# Task:
Where a line holds "القرآن", copy it.

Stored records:
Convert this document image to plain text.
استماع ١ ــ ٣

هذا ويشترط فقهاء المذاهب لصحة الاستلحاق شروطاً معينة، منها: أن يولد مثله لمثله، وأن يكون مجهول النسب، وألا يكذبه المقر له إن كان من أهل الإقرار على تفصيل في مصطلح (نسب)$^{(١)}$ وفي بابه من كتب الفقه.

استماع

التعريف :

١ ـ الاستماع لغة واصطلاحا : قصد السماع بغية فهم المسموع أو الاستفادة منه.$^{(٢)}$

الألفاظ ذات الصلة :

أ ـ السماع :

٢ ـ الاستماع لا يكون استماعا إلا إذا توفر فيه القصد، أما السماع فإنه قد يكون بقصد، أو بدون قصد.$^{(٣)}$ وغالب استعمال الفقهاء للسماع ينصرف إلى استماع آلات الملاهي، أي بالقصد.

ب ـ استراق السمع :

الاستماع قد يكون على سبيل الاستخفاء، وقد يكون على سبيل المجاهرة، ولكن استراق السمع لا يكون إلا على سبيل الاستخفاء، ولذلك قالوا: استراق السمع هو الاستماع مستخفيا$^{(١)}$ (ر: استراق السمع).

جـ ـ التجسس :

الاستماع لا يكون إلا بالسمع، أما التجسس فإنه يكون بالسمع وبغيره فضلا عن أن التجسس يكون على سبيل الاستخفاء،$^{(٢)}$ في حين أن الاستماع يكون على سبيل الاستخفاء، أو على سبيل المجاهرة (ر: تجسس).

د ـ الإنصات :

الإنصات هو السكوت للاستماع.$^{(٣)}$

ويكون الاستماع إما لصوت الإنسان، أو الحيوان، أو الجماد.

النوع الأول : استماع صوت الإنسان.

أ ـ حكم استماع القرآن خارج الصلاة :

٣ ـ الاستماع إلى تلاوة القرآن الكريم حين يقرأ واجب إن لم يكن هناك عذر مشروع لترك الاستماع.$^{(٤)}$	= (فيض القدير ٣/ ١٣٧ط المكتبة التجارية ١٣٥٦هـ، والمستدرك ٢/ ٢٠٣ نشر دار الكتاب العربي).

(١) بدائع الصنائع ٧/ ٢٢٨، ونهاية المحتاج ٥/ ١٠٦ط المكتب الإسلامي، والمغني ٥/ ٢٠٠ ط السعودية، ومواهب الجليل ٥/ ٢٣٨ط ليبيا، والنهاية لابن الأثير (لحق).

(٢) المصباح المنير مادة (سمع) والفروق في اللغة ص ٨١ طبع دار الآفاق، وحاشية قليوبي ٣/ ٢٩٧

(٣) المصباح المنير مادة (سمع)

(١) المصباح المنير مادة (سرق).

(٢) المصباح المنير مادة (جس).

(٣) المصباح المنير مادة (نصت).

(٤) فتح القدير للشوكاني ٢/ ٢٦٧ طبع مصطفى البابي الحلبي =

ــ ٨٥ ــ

# Answer to the task:
أ ـ حكم استماع القرآن خارج الصلاة :
٣ ـ الاستماع إلى تلاوة القرآن الكريم حين يقرأ واجب إن لم يكن هناك عذر مشروع لترك الاستماع.$^{(٤)}$	= (فيض القدير ٣/ ١٣٧ط المكتبة التجارية ١٣٥٦هـ، والمستدرك ٢/ ٢٠٣ نشر دار الكتاب العربي).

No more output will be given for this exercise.